§ Directions
Write out all of the data exactly as it appears.

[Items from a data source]
########
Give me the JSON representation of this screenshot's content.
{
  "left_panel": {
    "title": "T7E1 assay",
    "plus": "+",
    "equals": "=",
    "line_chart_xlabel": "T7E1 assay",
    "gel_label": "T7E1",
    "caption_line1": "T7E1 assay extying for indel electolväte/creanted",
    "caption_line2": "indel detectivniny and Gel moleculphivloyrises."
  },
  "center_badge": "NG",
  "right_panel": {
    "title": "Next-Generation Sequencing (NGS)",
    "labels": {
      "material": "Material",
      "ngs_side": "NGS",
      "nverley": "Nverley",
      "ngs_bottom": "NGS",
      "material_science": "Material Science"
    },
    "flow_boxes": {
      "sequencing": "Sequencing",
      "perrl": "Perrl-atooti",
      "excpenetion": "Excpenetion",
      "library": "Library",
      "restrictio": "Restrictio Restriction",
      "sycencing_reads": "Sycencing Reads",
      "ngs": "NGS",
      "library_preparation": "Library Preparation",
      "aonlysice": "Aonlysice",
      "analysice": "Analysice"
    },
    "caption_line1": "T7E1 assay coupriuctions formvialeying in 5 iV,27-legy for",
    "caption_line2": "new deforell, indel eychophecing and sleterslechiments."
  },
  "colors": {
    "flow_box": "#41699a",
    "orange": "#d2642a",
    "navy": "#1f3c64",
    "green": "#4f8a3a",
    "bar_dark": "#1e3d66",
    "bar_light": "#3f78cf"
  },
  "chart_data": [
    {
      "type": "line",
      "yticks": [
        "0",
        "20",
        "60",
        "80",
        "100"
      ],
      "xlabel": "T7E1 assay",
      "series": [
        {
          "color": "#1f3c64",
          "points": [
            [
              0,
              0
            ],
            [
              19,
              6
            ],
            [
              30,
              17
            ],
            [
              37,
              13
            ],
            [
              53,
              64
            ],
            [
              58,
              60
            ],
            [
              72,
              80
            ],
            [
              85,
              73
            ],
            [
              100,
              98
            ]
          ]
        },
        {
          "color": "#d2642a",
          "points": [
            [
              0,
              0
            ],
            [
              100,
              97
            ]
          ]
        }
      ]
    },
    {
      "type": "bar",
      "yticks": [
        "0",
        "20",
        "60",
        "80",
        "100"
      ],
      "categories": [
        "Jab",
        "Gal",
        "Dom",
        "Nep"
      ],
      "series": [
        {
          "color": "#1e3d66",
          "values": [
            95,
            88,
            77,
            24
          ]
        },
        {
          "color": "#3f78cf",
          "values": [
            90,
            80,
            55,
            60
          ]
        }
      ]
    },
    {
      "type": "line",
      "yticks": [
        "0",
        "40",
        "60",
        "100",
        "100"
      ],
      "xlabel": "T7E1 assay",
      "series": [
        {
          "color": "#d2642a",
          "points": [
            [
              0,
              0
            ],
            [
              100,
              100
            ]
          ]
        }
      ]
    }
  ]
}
########
§ Solution
Give me the JSON representation of this screenshot's content.
{
  "left_panel": {
    "title": "T7E1 assay",
    "plus": "+",
    "equals": "=",
    "line_chart_xlabel": "T7E1 assay",
    "gel_label": "T7E1",
    "caption_line1": "T7E1 assay extying for indel electolväte/creanted",
    "caption_line2": "indel detectivniny and Gel moleculphivloyrises."
  },
  "center_badge": "NG",
  "right_panel": {
    "title": "Next-Generation Sequencing (NGS)",
    "labels": {
      "material": "Material",
      "ngs_side": "NGS",
      "nverley": "Nverley",
      "ngs_bottom": "NGS",
      "material_science": "Material Science"
    },
    "flow_boxes": {
      "sequencing": "Sequencing",
      "perrl": "Perrl-atooti",
      "excpenetion": "Excpenetion",
      "library": "Library",
      "restrictio": "Restrictio Restriction",
      "sycencing_reads": "Sycencing Reads",
      "ngs": "NGS",
      "library_preparation": "Library Preparation",
      "aonlysice": "Aonlysice",
      "analysice": "Analysice"
    },
    "caption_line1": "T7E1 assay coupriuctions formvialeying in 5 iV,27-legy for",
    "caption_line2": "new deforell, indel eychophecing and sleterslechiments."
  },
  "colors": {
    "flow_box": "#41699a",
    "orange": "#d2642a",
    "navy": "#1f3c64",
    "green": "#4f8a3a",
    "bar_dark": "#1e3d66",
    "bar_light": "#3f78cf"
  },
  "chart_data": [
    {
      "type": "line",
      "yticks": [
        "0",
        "20",
        "60",
        "80",
        "100"
      ],
      "xlabel": "T7E1 assay",
      "series": [
        {
          "color": "#1f3c64",
          "points": [
            [
              0,
              0
            ],
            [
              19,
              6
            ],
            [
              30,
              17
            ],
            [
              37,
              13
            ],
            [
              53,
              64
            ],
            [
              58,
              60
            ],
            [
              72,
              80
            ],
            [
              85,
              73
            ],
            [
              100,
              98
            ]
          ]
        },
        {
          "color": "#d2642a",
          "points": [
            [
              0,
              0
            ],
            [
              100,
              97
            ]
          ]
        }
      ]
    },
    {
      "type": "bar",
      "yticks": [
        "0",
        "20",
        "60",
        "80",
        "100"
      ],
      "categories": [
        "Jab",
        "Gal",
        "Dom",
        "Nep"
      ],
      "series": [
        {
          "color": "#1e3d66",
          "values": [
            95,
            88,
            77,
            24
          ]
        },
        {
          "color": "#3f78cf",
          "values": [
            90,
            80,
            55,
            60
          ]
        }
      ]
    },
    {
      "type": "line",
      "yticks": [
        "0",
        "40",
        "60",
        "100",
        "100"
      ],
      "xlabel": "T7E1 assay",
      "series": [
        {
          "color": "#d2642a",
          "points": [
            [
              0,
              0
            ],
            [
              100,
              100
            ]
          ]
        }
      ]
    }
  ]
}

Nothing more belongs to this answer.